◆ **Data records**

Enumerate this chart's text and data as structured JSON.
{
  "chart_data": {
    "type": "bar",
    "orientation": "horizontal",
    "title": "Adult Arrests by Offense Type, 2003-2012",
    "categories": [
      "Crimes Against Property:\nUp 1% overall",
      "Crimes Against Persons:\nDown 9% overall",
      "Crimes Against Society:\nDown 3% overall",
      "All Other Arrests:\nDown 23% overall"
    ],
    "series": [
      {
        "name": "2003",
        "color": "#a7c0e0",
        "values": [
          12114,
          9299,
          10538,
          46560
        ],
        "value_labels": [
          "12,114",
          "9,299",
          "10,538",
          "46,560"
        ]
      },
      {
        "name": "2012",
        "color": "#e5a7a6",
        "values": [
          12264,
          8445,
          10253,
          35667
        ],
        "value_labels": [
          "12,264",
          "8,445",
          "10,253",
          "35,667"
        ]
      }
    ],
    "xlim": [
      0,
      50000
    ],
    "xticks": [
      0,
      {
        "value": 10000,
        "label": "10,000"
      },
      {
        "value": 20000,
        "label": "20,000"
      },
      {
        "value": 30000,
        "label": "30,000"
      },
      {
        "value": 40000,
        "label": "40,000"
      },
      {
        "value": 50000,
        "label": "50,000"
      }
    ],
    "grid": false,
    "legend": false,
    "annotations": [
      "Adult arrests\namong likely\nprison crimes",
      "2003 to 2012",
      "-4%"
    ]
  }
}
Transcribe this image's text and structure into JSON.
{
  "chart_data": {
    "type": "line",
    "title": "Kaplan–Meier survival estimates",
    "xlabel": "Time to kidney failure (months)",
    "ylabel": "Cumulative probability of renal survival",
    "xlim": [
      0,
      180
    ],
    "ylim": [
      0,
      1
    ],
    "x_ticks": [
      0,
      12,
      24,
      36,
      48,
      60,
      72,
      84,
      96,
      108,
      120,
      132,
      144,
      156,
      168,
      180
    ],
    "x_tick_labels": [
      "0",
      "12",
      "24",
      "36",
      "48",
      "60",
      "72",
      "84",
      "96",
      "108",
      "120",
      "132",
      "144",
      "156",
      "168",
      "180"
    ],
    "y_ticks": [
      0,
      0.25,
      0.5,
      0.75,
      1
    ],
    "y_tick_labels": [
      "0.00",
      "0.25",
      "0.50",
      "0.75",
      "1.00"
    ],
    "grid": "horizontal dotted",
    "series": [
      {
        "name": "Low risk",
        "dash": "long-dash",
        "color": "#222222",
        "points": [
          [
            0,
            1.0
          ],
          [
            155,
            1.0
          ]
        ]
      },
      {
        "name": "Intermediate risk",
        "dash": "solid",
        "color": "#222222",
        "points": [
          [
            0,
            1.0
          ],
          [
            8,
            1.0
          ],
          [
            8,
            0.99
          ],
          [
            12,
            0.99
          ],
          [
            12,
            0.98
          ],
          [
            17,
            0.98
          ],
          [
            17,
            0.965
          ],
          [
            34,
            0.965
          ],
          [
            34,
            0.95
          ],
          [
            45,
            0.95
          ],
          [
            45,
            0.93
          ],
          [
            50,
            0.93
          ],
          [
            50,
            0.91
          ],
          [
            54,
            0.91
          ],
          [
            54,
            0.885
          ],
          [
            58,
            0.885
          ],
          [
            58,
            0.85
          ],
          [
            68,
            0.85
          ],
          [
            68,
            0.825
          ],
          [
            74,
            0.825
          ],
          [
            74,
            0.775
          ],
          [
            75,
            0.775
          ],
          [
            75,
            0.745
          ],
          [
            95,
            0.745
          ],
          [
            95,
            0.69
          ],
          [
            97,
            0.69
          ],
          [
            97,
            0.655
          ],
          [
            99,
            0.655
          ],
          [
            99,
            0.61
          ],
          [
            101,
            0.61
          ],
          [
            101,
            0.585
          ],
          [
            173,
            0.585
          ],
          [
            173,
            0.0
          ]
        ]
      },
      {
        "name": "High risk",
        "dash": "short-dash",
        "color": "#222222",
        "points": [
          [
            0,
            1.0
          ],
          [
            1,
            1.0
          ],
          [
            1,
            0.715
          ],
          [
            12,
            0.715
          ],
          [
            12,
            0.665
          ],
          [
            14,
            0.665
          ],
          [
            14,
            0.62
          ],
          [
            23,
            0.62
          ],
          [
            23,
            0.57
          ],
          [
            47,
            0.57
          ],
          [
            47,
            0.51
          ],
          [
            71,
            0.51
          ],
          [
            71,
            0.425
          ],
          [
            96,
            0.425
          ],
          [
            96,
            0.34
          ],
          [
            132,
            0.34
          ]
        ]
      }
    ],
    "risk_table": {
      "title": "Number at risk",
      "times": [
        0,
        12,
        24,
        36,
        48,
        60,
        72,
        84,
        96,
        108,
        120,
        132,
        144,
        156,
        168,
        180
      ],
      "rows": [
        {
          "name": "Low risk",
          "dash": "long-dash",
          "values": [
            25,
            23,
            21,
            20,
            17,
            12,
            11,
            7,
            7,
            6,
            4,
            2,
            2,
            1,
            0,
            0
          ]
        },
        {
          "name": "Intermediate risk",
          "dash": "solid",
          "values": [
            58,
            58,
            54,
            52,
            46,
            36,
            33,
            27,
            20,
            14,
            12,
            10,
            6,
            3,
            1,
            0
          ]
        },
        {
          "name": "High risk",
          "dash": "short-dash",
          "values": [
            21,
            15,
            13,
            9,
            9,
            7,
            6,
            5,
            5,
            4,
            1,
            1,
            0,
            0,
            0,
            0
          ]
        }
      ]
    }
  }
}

◆ **Task to complete**
Write out all of the records once more, exactly.

◆ **Worked answer**
Enumerate this chart's text and data as structured JSON.
{
  "chart_data": {
    "type": "bar",
    "orientation": "horizontal",
    "title": "Adult Arrests by Offense Type, 2003-2012",
    "categories": [
      "Crimes Against Property:\nUp 1% overall",
      "Crimes Against Persons:\nDown 9% overall",
      "Crimes Against Society:\nDown 3% overall",
      "All Other Arrests:\nDown 23% overall"
    ],
    "series": [
      {
        "name": "2003",
        "color": "#a7c0e0",
        "values": [
          12114,
          9299,
          10538,
          46560
        ],
        "value_labels": [
          "12,114",
          "9,299",
          "10,538",
          "46,560"
        ]
      },
      {
        "name": "2012",
        "color": "#e5a7a6",
        "values": [
          12264,
          8445,
          10253,
          35667
        ],
        "value_labels": [
          "12,264",
          "8,445",
          "10,253",
          "35,667"
        ]
      }
    ],
    "xlim": [
      0,
      50000
    ],
    "xticks": [
      0,
      {
        "value": 10000,
        "label": "10,000"
      },
      {
        "value": 20000,
        "label": "20,000"
      },
      {
        "value": 30000,
        "label": "30,000"
      },
      {
        "value": 40000,
        "label": "40,000"
      },
      {
        "value": 50000,
        "label": "50,000"
      }
    ],
    "grid": false,
    "legend": false,
    "annotations": [
      "Adult arrests\namong likely\nprison crimes",
      "2003 to 2012",
      "-4%"
    ]
  }
}
Transcribe this image's text and structure into JSON.
{
  "chart_data": {
    "type": "line",
    "title": "Kaplan–Meier survival estimates",
    "xlabel": "Time to kidney failure (months)",
    "ylabel": "Cumulative probability of renal survival",
    "xlim": [
      0,
      180
    ],
    "ylim": [
      0,
      1
    ],
    "x_ticks": [
      0,
      12,
      24,
      36,
      48,
      60,
      72,
      84,
      96,
      108,
      120,
      132,
      144,
      156,
      168,
      180
    ],
    "x_tick_labels": [
      "0",
      "12",
      "24",
      "36",
      "48",
      "60",
      "72",
      "84",
      "96",
      "108",
      "120",
      "132",
      "144",
      "156",
      "168",
      "180"
    ],
    "y_ticks": [
      0,
      0.25,
      0.5,
      0.75,
      1
    ],
    "y_tick_labels": [
      "0.00",
      "0.25",
      "0.50",
      "0.75",
      "1.00"
    ],
    "grid": "horizontal dotted",
    "series": [
      {
        "name": "Low risk",
        "dash": "long-dash",
        "color": "#222222",
        "points": [
          [
            0,
            1.0
          ],
          [
            155,
            1.0
          ]
        ]
      },
      {
        "name": "Intermediate risk",
        "dash": "solid",
        "color": "#222222",
        "points": [
          [
            0,
            1.0
          ],
          [
            8,
            1.0
          ],
          [
            8,
            0.99
          ],
          [
            12,
            0.99
          ],
          [
            12,
            0.98
          ],
          [
            17,
            0.98
          ],
          [
            17,
            0.965
          ],
          [
            34,
            0.965
          ],
          [
            34,
            0.95
          ],
          [
            45,
            0.95
          ],
          [
            45,
            0.93
          ],
          [
            50,
            0.93
          ],
          [
            50,
            0.91
          ],
          [
            54,
            0.91
          ],
          [
            54,
            0.885
          ],
          [
            58,
            0.885
          ],
          [
            58,
            0.85
          ],
          [
            68,
            0.85
          ],
          [
            68,
            0.825
          ],
          [
            74,
            0.825
          ],
          [
            74,
            0.775
          ],
          [
            75,
            0.775
          ],
          [
            75,
            0.745
          ],
          [
            95,
            0.745
          ],
          [
            95,
            0.69
          ],
          [
            97,
            0.69
          ],
          [
            97,
            0.655
          ],
          [
            99,
            0.655
          ],
          [
            99,
            0.61
          ],
          [
            101,
            0.61
          ],
          [
            101,
            0.585
          ],
          [
            173,
            0.585
          ],
          [
            173,
            0.0
          ]
        ]
      },
      {
        "name": "High risk",
        "dash": "short-dash",
        "color": "#222222",
        "points": [
          [
            0,
            1.0
          ],
          [
            1,
            1.0
          ],
          [
            1,
            0.715
          ],
          [
            12,
            0.715
          ],
          [
            12,
            0.665
          ],
          [
            14,
            0.665
          ],
          [
            14,
            0.62
          ],
          [
            23,
            0.62
          ],
          [
            23,
            0.57
          ],
          [
            47,
            0.57
          ],
          [
            47,
            0.51
          ],
          [
            71,
            0.51
          ],
          [
            71,
            0.425
          ],
          [
            96,
            0.425
          ],
          [
            96,
            0.34
          ],
          [
            132,
            0.34
          ]
        ]
      }
    ],
    "risk_table": {
      "title": "Number at risk",
      "times": [
        0,
        12,
        24,
        36,
        48,
        60,
        72,
        84,
        96,
        108,
        120,
        132,
        144,
        156,
        168,
        180
      ],
      "rows": [
        {
          "name": "Low risk",
          "dash": "long-dash",
          "values": [
            25,
            23,
            21,
            20,
            17,
            12,
            11,
            7,
            7,
            6,
            4,
            2,
            2,
            1,
            0,
            0
          ]
        },
        {
          "name": "Intermediate risk",
          "dash": "solid",
          "values": [
            58,
            58,
            54,
            52,
            46,
            36,
            33,
            27,
            20,
            14,
            12,
            10,
            6,
            3,
            1,
            0
          ]
        },
        {
          "name": "High risk",
          "dash": "short-dash",
          "values": [
            21,
            15,
            13,
            9,
            9,
            7,
            6,
            5,
            5,
            4,
            1,
            1,
            0,
            0,
            0,
            0
          ]
        }
      ]
    }
  }
}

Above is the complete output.